## AIM
Copy out the listing in full, exactly as written, but not its pictures.

* start THE INPUT *

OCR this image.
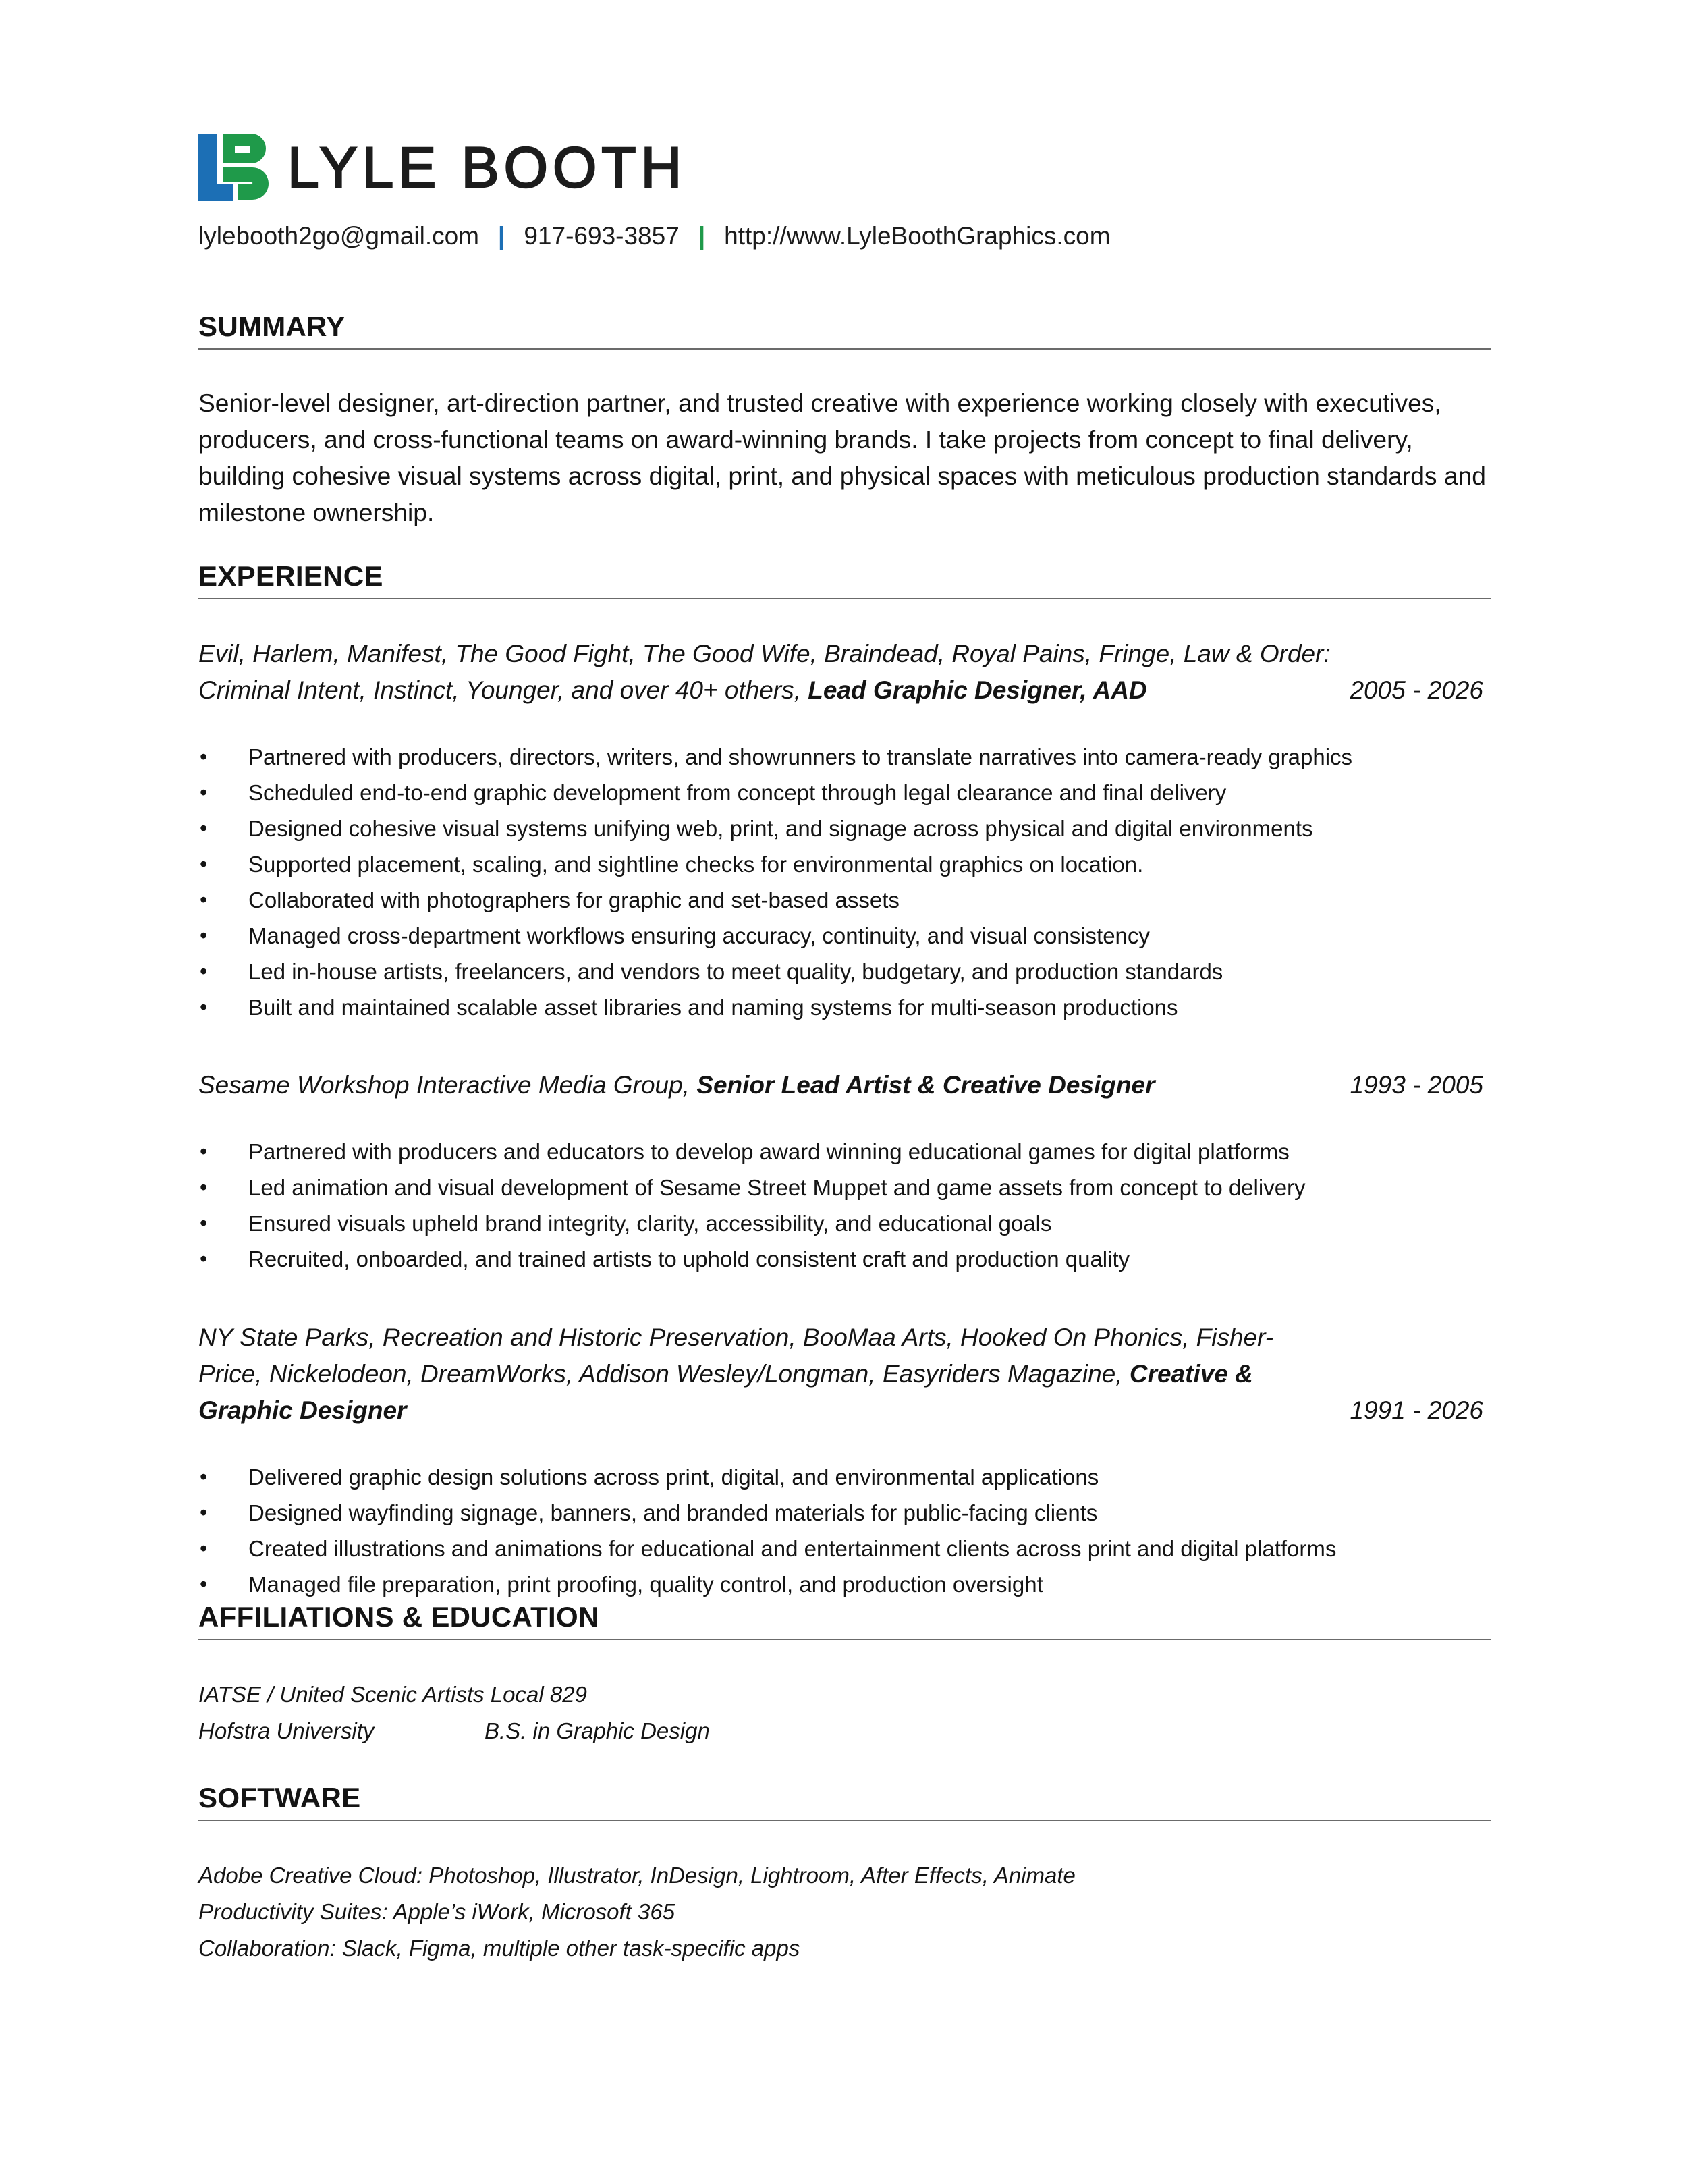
LYLE BOOTH
lylebooth2go@gmail.com | 917-693-3857 | http://www.LyleBoothGraphics.com
SUMMARY
Senior-level designer, art-direction partner, and trusted creative with experience working closely with executives, producers, and cross-functional teams on award-winning brands. I take projects from concept to final delivery, building cohesive visual systems across digital, print, and physical spaces with meticulous production standards and milestone ownership.
EXPERIENCE
Evil, Harlem, Manifest, The Good Fight, The Good Wife, Braindead, Royal Pains, Fringe, Law & Order: Criminal Intent, Instinct, Younger, and over 40+ others, Lead Graphic Designer, AAD	2005 - 2026
• Partnered with producers, directors, writers, and showrunners to translate narratives into camera-ready graphics
• Scheduled end-to-end graphic development from concept through legal clearance and final delivery
• Designed cohesive visual systems unifying web, print, and signage across physical and digital environments
• Supported placement, scaling, and sightline checks for environmental graphics on location.
• Collaborated with photographers for graphic and set-based assets
• Managed cross-department workflows ensuring accuracy, continuity, and visual consistency
• Led in-house artists, freelancers, and vendors to meet quality, budgetary, and production standards
• Built and maintained scalable asset libraries and naming systems for multi-season productions
Sesame Workshop Interactive Media Group, Senior Lead Artist & Creative Designer	1993 - 2005
• Partnered with producers and educators to develop award winning educational games for digital platforms
• Led animation and visual development of Sesame Street Muppet and game assets from concept to delivery
• Ensured visuals upheld brand integrity, clarity, accessibility, and educational goals
• Recruited, onboarded, and trained artists to uphold consistent craft and production quality
NY State Parks, Recreation and Historic Preservation, BooMaa Arts, Hooked On Phonics, Fisher-Price, Nickelodeon, DreamWorks, Addison Wesley/Longman, Easyriders Magazine, Creative & Graphic Designer	1991 - 2026
• Delivered graphic design solutions across print, digital, and environmental applications
• Designed wayfinding signage, banners, and branded materials for public-facing clients
• Created illustrations and animations for educational and entertainment clients across print and digital platforms
• Managed file preparation, print proofing, quality control, and production oversight
AFFILIATIONS & EDUCATION
IATSE / United Scenic Artists Local 829
Hofstra University	B.S. in Graphic Design
SOFTWARE
Adobe Creative Cloud: Photoshop, Illustrator, InDesign, Lightroom, After Effects, Animate
Productivity Suites: Apple’s iWork, Microsoft 365
Collaboration: Slack, Figma, multiple other task-specific apps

* end THE INPUT *

## SOLUTION FOR THIS PROBLEM
OCR this image.
LYLE BOOTH
lylebooth2go@gmail.com | 917-693-3857 | http://www.LyleBoothGraphics.com
SUMMARY
Senior-level designer, art-direction partner, and trusted creative with experience working closely with executives, producers, and cross-functional teams on award-winning brands. I take projects from concept to final delivery, building cohesive visual systems across digital, print, and physical spaces with meticulous production standards and milestone ownership.
EXPERIENCE
Evil, Harlem, Manifest, The Good Fight, The Good Wife, Braindead, Royal Pains, Fringe, Law & Order: Criminal Intent, Instinct, Younger, and over 40+ others, Lead Graphic Designer, AAD	2005 - 2026
• Partnered with producers, directors, writers, and showrunners to translate narratives into camera-ready graphics
• Scheduled end-to-end graphic development from concept through legal clearance and final delivery
• Designed cohesive visual systems unifying web, print, and signage across physical and digital environments
• Supported placement, scaling, and sightline checks for environmental graphics on location.
• Collaborated with photographers for graphic and set-based assets
• Managed cross-department workflows ensuring accuracy, continuity, and visual consistency
• Led in-house artists, freelancers, and vendors to meet quality, budgetary, and production standards
• Built and maintained scalable asset libraries and naming systems for multi-season productions
Sesame Workshop Interactive Media Group, Senior Lead Artist & Creative Designer	1993 - 2005
• Partnered with producers and educators to develop award winning educational games for digital platforms
• Led animation and visual development of Sesame Street Muppet and game assets from concept to delivery
• Ensured visuals upheld brand integrity, clarity, accessibility, and educational goals
• Recruited, onboarded, and trained artists to uphold consistent craft and production quality
NY State Parks, Recreation and Historic Preservation, BooMaa Arts, Hooked On Phonics, Fisher-Price, Nickelodeon, DreamWorks, Addison Wesley/Longman, Easyriders Magazine, Creative & Graphic Designer	1991 - 2026
• Delivered graphic design solutions across print, digital, and environmental applications
• Designed wayfinding signage, banners, and branded materials for public-facing clients
• Created illustrations and animations for educational and entertainment clients across print and digital platforms
• Managed file preparation, print proofing, quality control, and production oversight
AFFILIATIONS & EDUCATION
IATSE / United Scenic Artists Local 829
Hofstra University	B.S. in Graphic Design
SOFTWARE
Adobe Creative Cloud: Photoshop, Illustrator, InDesign, Lightroom, After Effects, Animate
Productivity Suites: Apple’s iWork, Microsoft 365
Collaboration: Slack, Figma, multiple other task-specific apps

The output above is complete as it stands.